• TO BE DONE: In the records below, tally every line containing "background". Report only the total.

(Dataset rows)
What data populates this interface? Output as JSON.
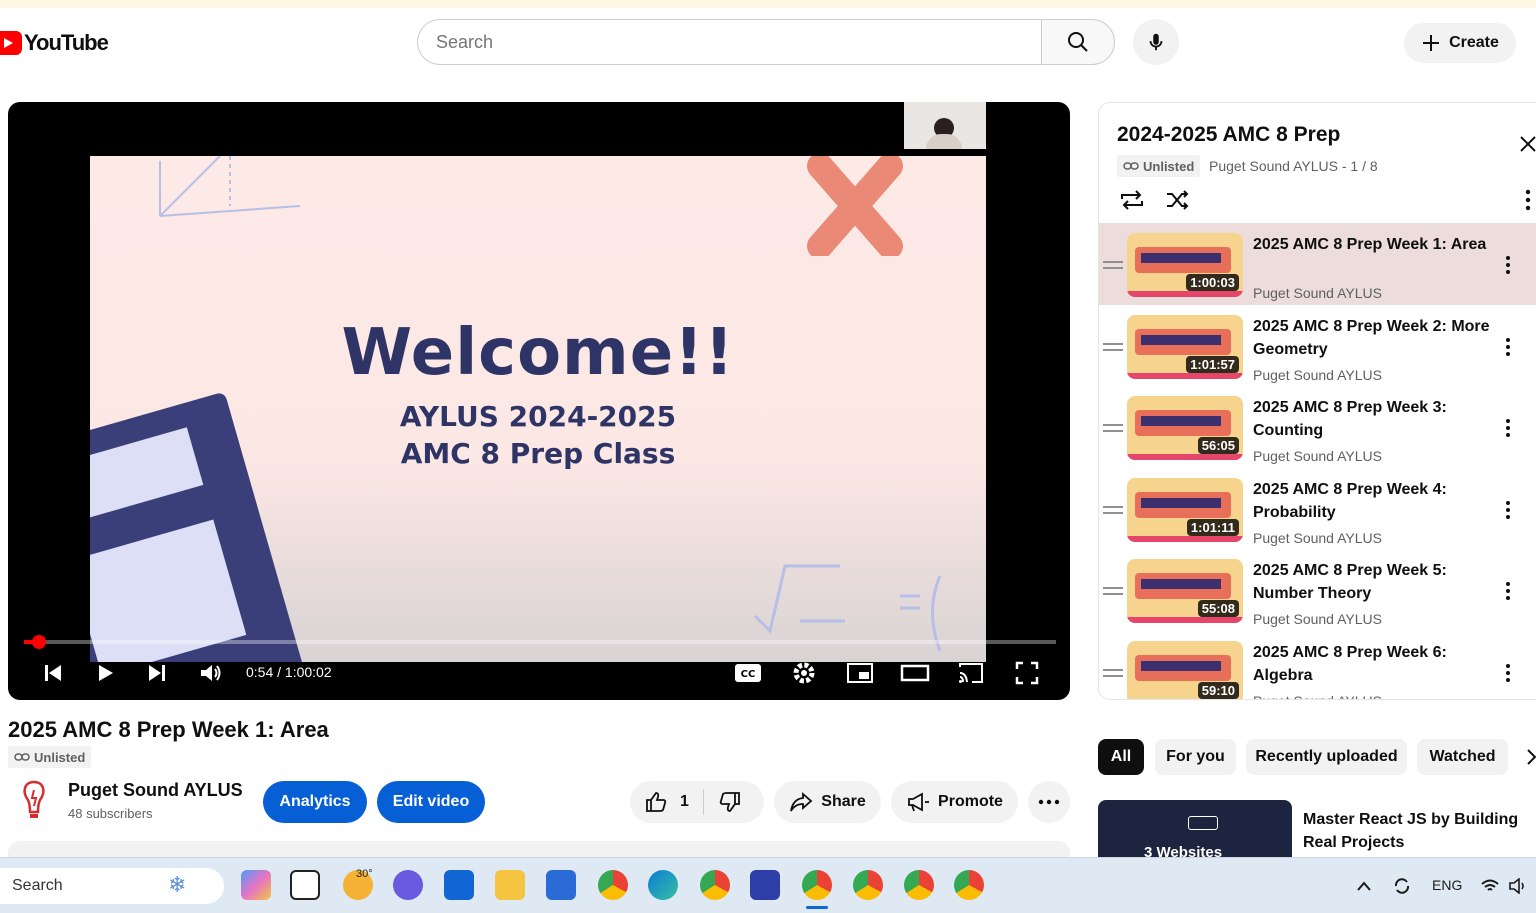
{
  "masthead": {
    "logo_text": "YouTube",
    "search_placeholder": "Search",
    "create_label": "Create"
  },
  "player": {
    "slide_title": "Welcome!!",
    "slide_line1": "AYLUS 2024-2025",
    "slide_line2": "AMC 8 Prep Class",
    "time_current": "0:54",
    "time_total": "1:00:02",
    "timecode": "0:54 / 1:00:02",
    "progress_fraction": 0.015
  },
  "video": {
    "title": "2025 AMC 8 Prep Week 1: Area",
    "visibility": "Unlisted",
    "channel_name": "Puget Sound AYLUS",
    "subscribers": "48 subscribers",
    "analytics_label": "Analytics",
    "edit_label": "Edit video",
    "like_count": "1",
    "share_label": "Share",
    "promote_label": "Promote"
  },
  "playlist": {
    "title": "2024-2025 AMC 8 Prep",
    "visibility": "Unlisted",
    "meta": "Puget Sound AYLUS - 1 / 8",
    "items": [
      {
        "title": "2025 AMC 8 Prep Week 1: Area",
        "channel": "Puget Sound AYLUS",
        "duration": "1:00:03",
        "active": true
      },
      {
        "title": "2025 AMC 8 Prep Week 2: More Geometry",
        "channel": "Puget Sound AYLUS",
        "duration": "1:01:57",
        "active": false
      },
      {
        "title": "2025 AMC 8 Prep Week 3: Counting",
        "channel": "Puget Sound AYLUS",
        "duration": "56:05",
        "active": false
      },
      {
        "title": "2025 AMC 8 Prep Week 4: Probability",
        "channel": "Puget Sound AYLUS",
        "duration": "1:01:11",
        "active": false
      },
      {
        "title": "2025 AMC 8 Prep Week 5: Number Theory",
        "channel": "Puget Sound AYLUS",
        "duration": "55:08",
        "active": false
      },
      {
        "title": "2025 AMC 8 Prep Week 6: Algebra",
        "channel": "Puget Sound AYLUS",
        "duration": "59:10",
        "active": false
      }
    ]
  },
  "chips": [
    "All",
    "For you",
    "Recently uploaded",
    "Watched"
  ],
  "recommendation": {
    "title": "Master React JS by Building Real Projects",
    "thumb_text": "3 Websites"
  },
  "taskbar": {
    "search_label": "Search",
    "weather": "30°",
    "language": "ENG"
  },
  "colors": {
    "brand_red": "#ff0000",
    "action_blue": "#065fd4",
    "slide_ink": "#2e3566"
  }
}
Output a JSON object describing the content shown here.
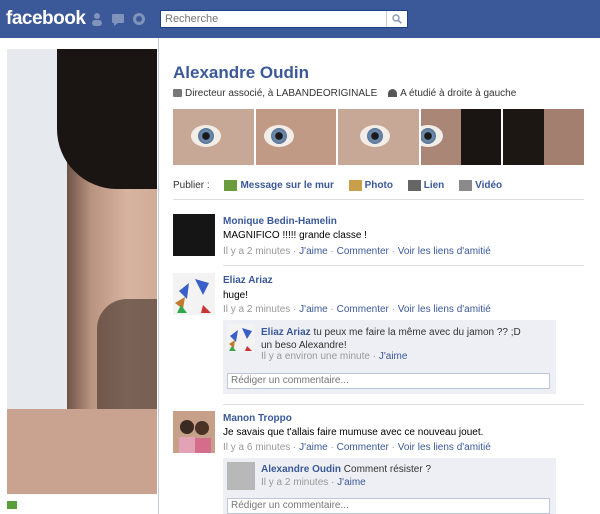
{
  "app": {
    "logo": "facebook"
  },
  "search": {
    "placeholder": "Recherche"
  },
  "profile": {
    "name": "Alexandre Oudin",
    "work": "Directeur associé, à LABANDEORIGINALE",
    "education": "A étudié à droite à gauche"
  },
  "publish": {
    "label": "Publier :",
    "options": [
      "Message sur le mur",
      "Photo",
      "Lien",
      "Vidéo"
    ]
  },
  "stories": [
    {
      "author": "Monique Bedin-Hamelin",
      "text": "MAGNIFICO !!!!! grande classe !",
      "time": "Il y a 2 minutes",
      "like": "J'aime",
      "comment": "Commenter",
      "friendship": "Voir les liens d'amitié"
    },
    {
      "author": "Eliaz Ariaz",
      "text": "huge!",
      "time": "Il y a 2 minutes",
      "like": "J'aime",
      "comment": "Commenter",
      "friendship": "Voir les liens d'amitié",
      "comments": [
        {
          "author": "Eliaz Ariaz",
          "text": "tu peux me faire la même avec du jamon ?? ;D",
          "text2": "un beso Alexandre!",
          "time": "Il y a environ une minute",
          "like": "J'aime"
        }
      ],
      "comment_placeholder": "Rédiger un commentaire..."
    },
    {
      "author": "Manon Troppo",
      "text": "Je savais que t'allais faire mumuse avec ce nouveau jouet.",
      "time": "Il y a 6 minutes",
      "like": "J'aime",
      "comment": "Commenter",
      "friendship": "Voir les liens d'amitié",
      "comments": [
        {
          "author": "Alexandre Oudin",
          "text": "Comment résister ?",
          "time": "Il y a 2 minutes",
          "like": "J'aime"
        }
      ],
      "comment_placeholder": "Rédiger un commentaire..."
    }
  ],
  "colors": {
    "brand": "#3b5998",
    "comment_bg": "#edeff4"
  },
  "icons": [
    "friends-icon",
    "messages-icon",
    "notifications-icon",
    "search-icon"
  ]
}
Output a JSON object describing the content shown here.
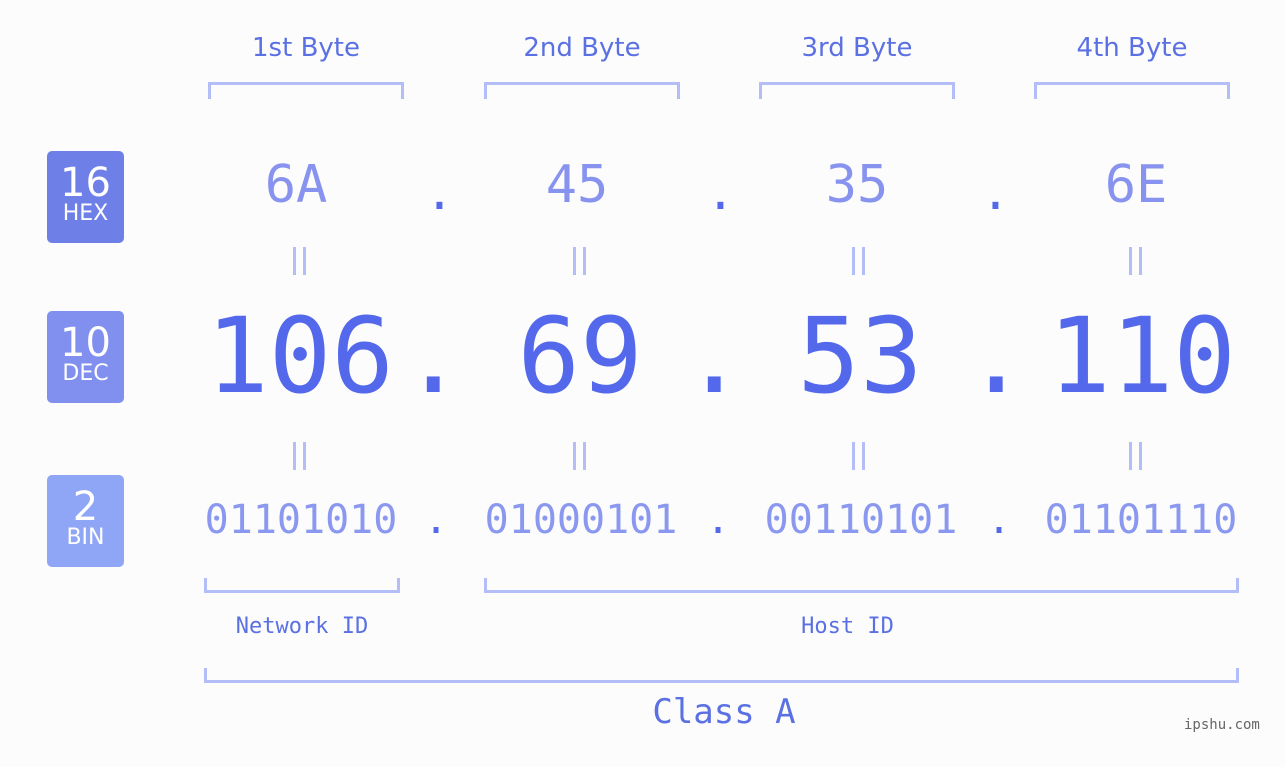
{
  "bytes": [
    {
      "label": "1st Byte",
      "hex": "6A",
      "dec": "106",
      "bin": "01101010"
    },
    {
      "label": "2nd Byte",
      "hex": "45",
      "dec": "69",
      "bin": "01000101"
    },
    {
      "label": "3rd Byte",
      "hex": "35",
      "dec": "53",
      "bin": "00110101"
    },
    {
      "label": "4th Byte",
      "hex": "6E",
      "dec": "110",
      "bin": "01101110"
    }
  ],
  "separator": ".",
  "equals": "=",
  "badges": {
    "hex": {
      "num": "16",
      "label": "HEX",
      "color": "#6f7fe8"
    },
    "dec": {
      "num": "10",
      "label": "DEC",
      "color": "#8190ee"
    },
    "bin": {
      "num": "2",
      "label": "BIN",
      "color": "#8fa6f7"
    }
  },
  "network_id_label": "Network ID",
  "host_id_label": "Host ID",
  "class_label": "Class A",
  "watermark": "ipshu.com",
  "colors": {
    "accent": "#5468ec",
    "light_accent": "#8793ee",
    "bracket": "#b3bdf7",
    "background": "#fbfcfb"
  }
}
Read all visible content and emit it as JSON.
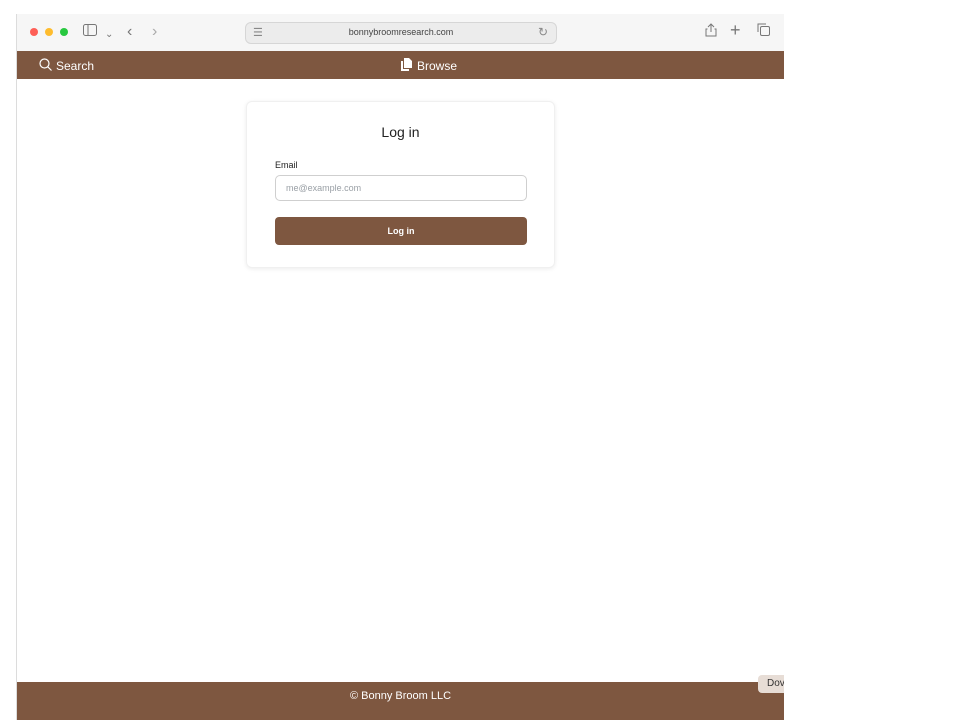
{
  "browser": {
    "url": "bonnybroomresearch.com"
  },
  "navbar": {
    "search_label": "Search",
    "browse_label": "Browse"
  },
  "login_card": {
    "title": "Log in",
    "email_label": "Email",
    "email_placeholder": "me@example.com",
    "email_value": "",
    "button_label": "Log in"
  },
  "footer": {
    "text": "© Bonny Broom LLC"
  },
  "side_tab": {
    "label": "Dov"
  },
  "colors": {
    "brand": "#7e5740",
    "background": "#ffffff"
  }
}
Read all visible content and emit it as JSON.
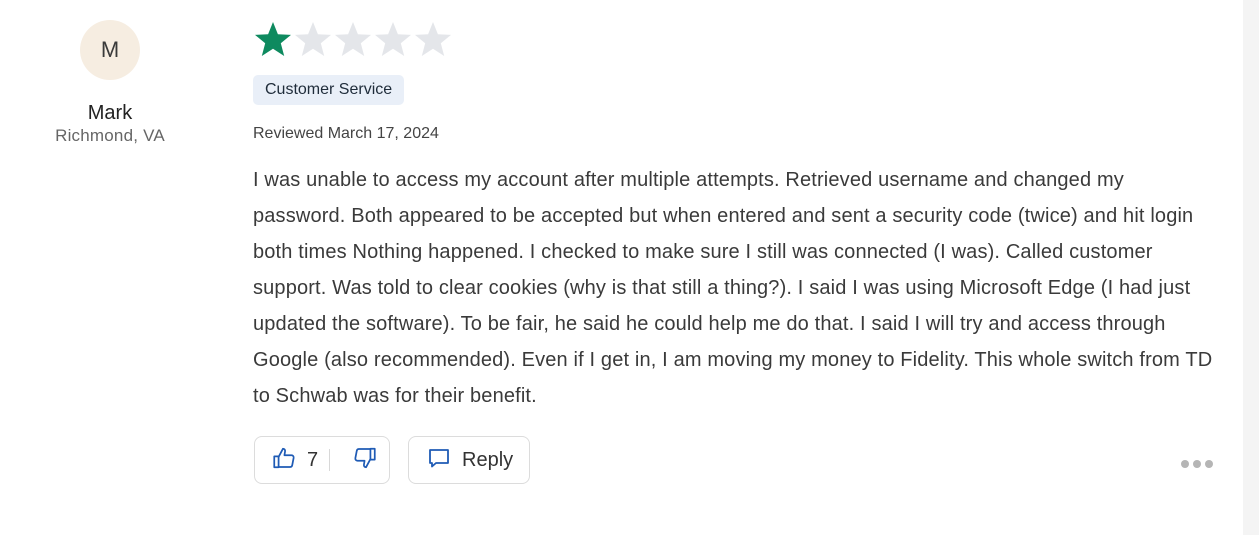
{
  "author": {
    "initial": "M",
    "name": "Mark",
    "location": "Richmond, VA"
  },
  "review": {
    "rating": 1,
    "max_rating": 5,
    "star_color": "#0e8a5f",
    "empty_star_color": "#e4e6ea",
    "tag": "Customer Service",
    "date": "Reviewed March 17, 2024",
    "text": "I was unable to access my account after multiple attempts. Retrieved username and changed my password. Both appeared to be accepted but when entered and sent a security code (twice) and hit login both times Nothing happened. I checked to make sure I still was connected (I was). Called customer support. Was told to clear cookies (why is that still a thing?). I said I was using Microsoft Edge (I had just updated the software). To be fair, he said he could help me do that. I said I will try and access through Google (also recommended). Even if I get in, I am moving my money to Fidelity. This whole switch from TD to Schwab was for their benefit."
  },
  "actions": {
    "helpful_count": "7",
    "reply_label": "Reply",
    "icons": {
      "thumbs_up": "thumbs-up-icon",
      "thumbs_down": "thumbs-down-icon",
      "reply": "speech-bubble-icon",
      "more": "more-dots-icon"
    },
    "icon_color": "#1f5bb5"
  }
}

• SOLUTION FOR THIS PROBLEM: 2